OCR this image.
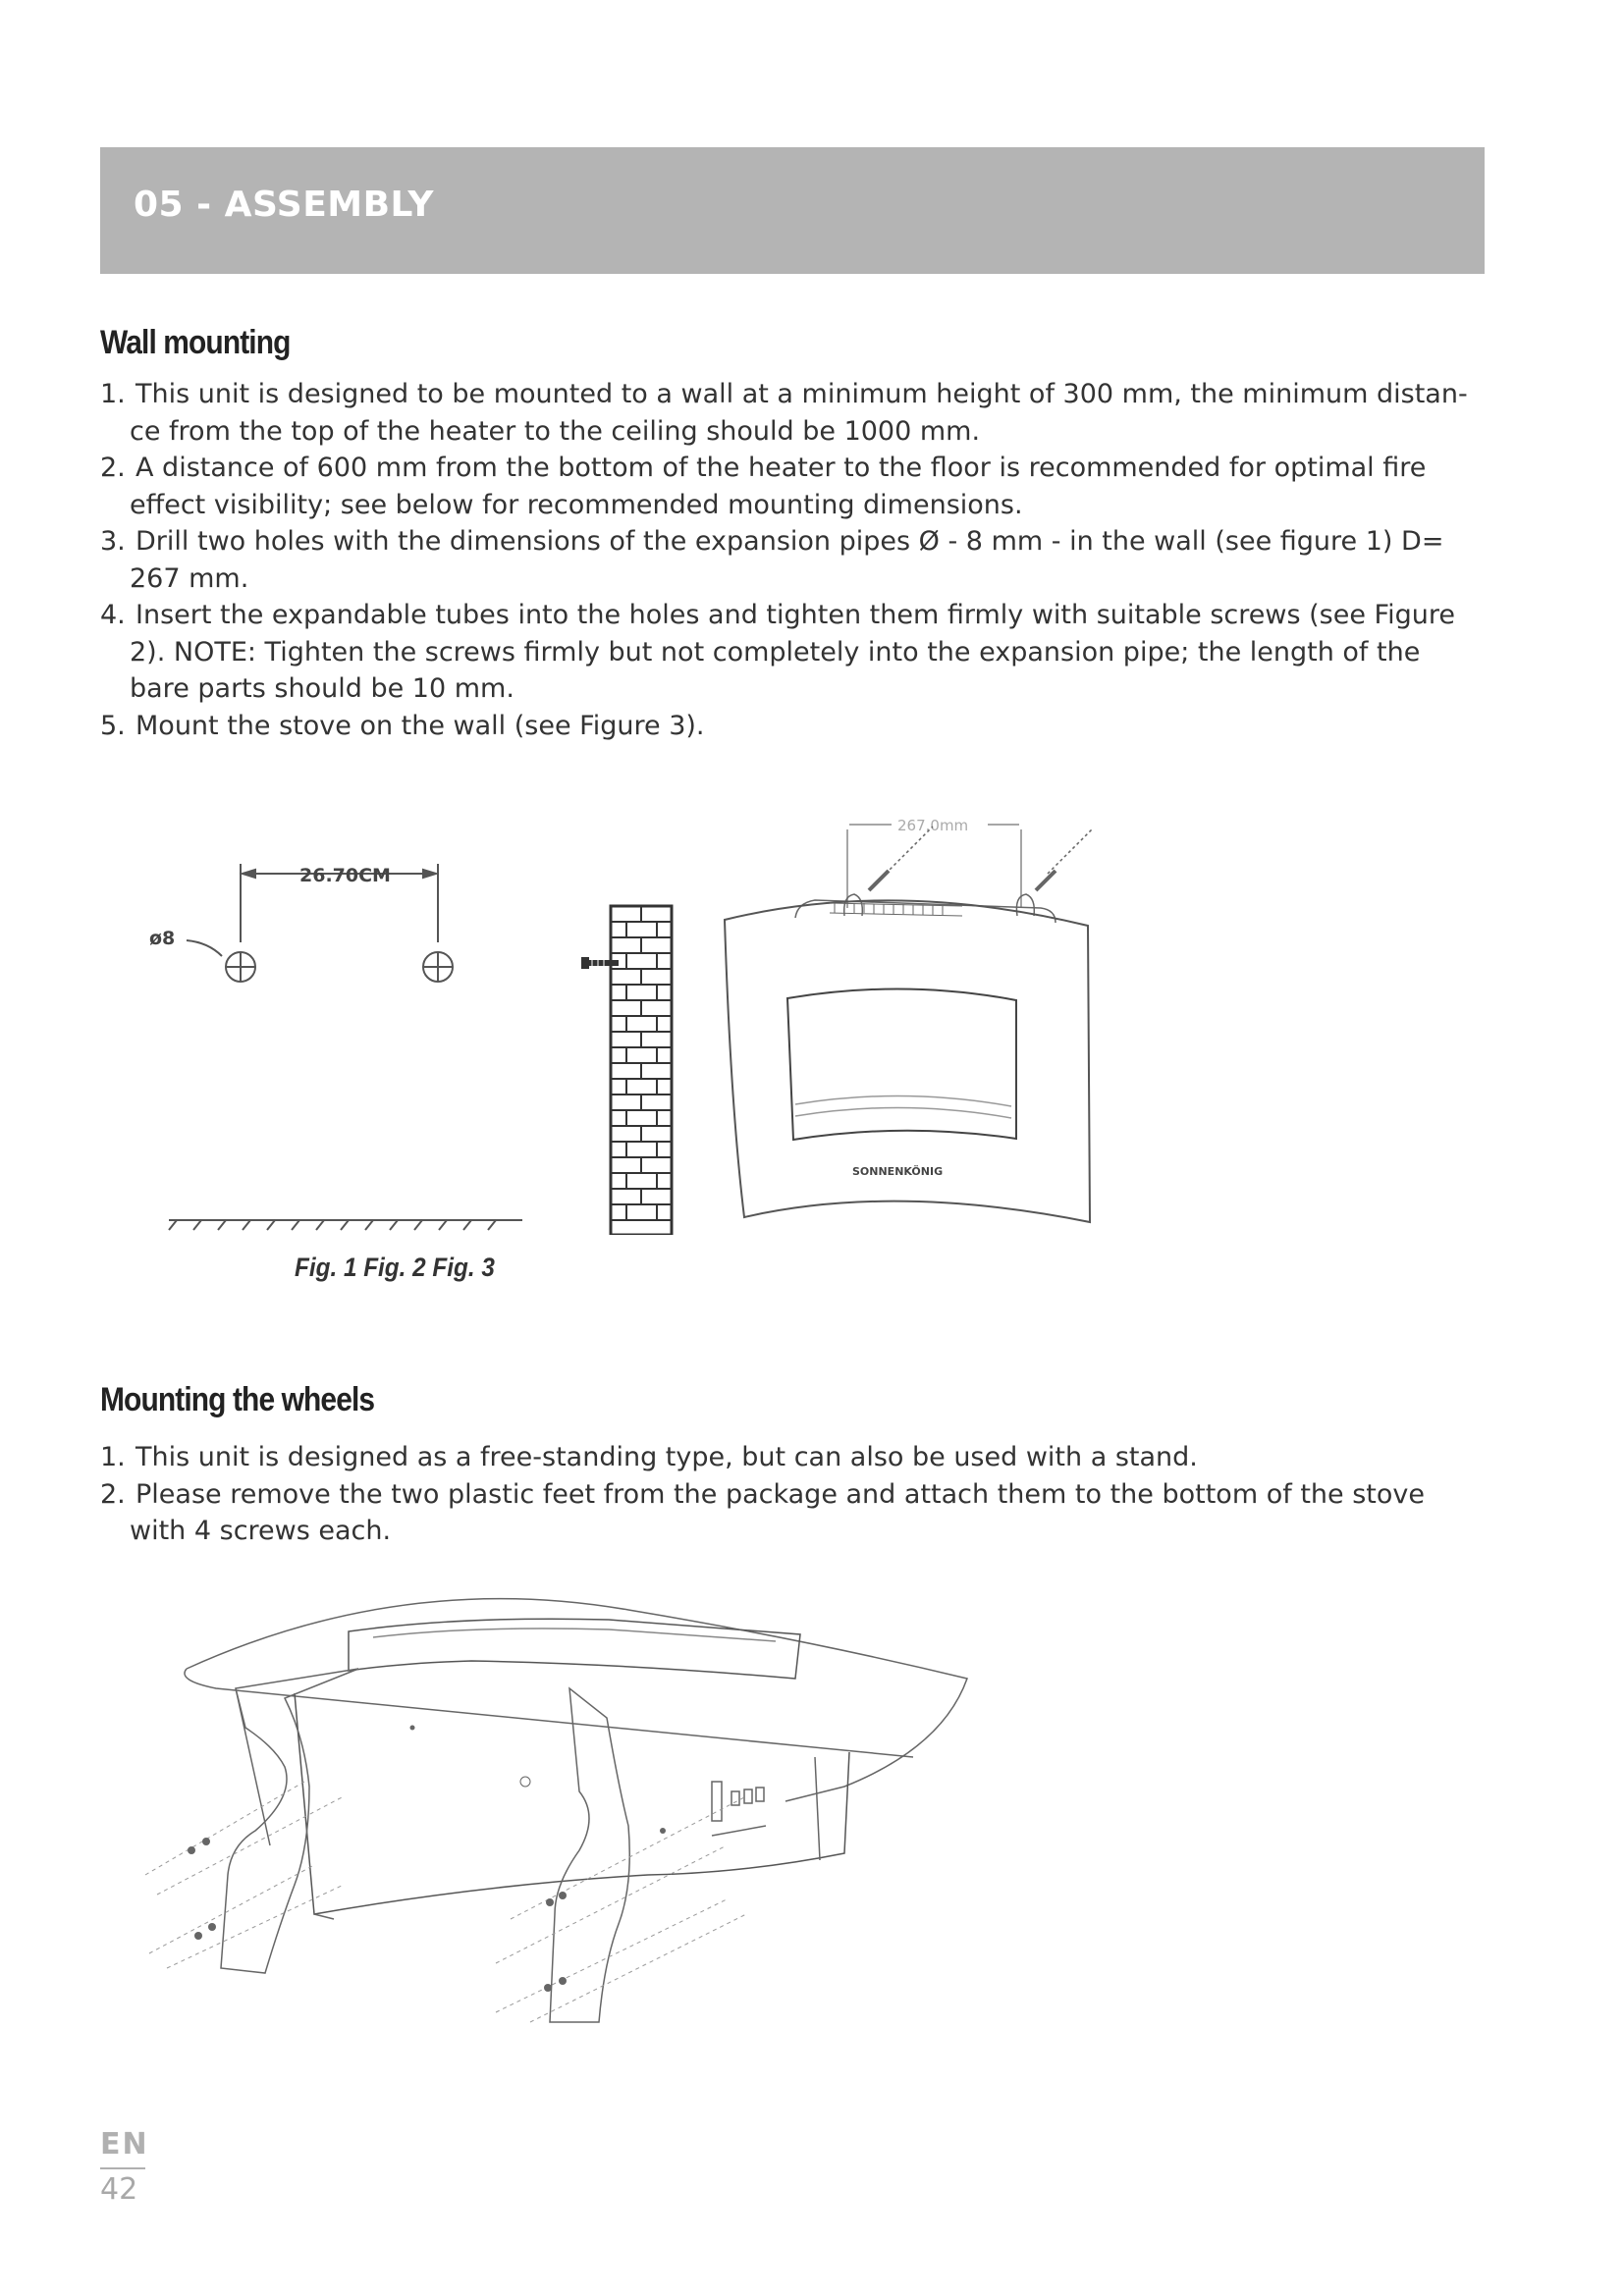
05 - ASSEMBLY
Wall mounting
1. This unit is designed to be mounted to a wall at a minimum height of 300 mm, the minimum distan-
ce from the top of the heater to the ceiling should be 1000 mm.
2. A distance of 600 mm from the bottom of the heater to the floor is recommended for optimal fire
effect visibility; see below for recommended mounting dimensions.
3. Drill two holes with the dimensions of the expansion pipes Ø - 8 mm - in the wall (see figure 1) D=
267 mm.
4. Insert the expandable tubes into the holes and tighten them firmly with suitable screws (see Figure
2). NOTE: Tighten the screws firmly but not completely into the expansion pipe; the length of the
bare parts should be 10 mm.
5. Mount the stove on the wall (see Figure 3).
26.70CM
ø8
267.0mm
SONNENKÖNIG

Fig. 1 Fig. 2 Fig. 3

Mounting the wheels
1. This unit is designed as a free-standing type, but can also be used with a stand.
2. Please remove the two plastic feet from the package and attach them to the bottom of the stove
with 4 screws each.
EN
42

▸ Request: What is the number of lines in the records that contain the string "holes"? Give only that number.

▸ Exercise solution: 2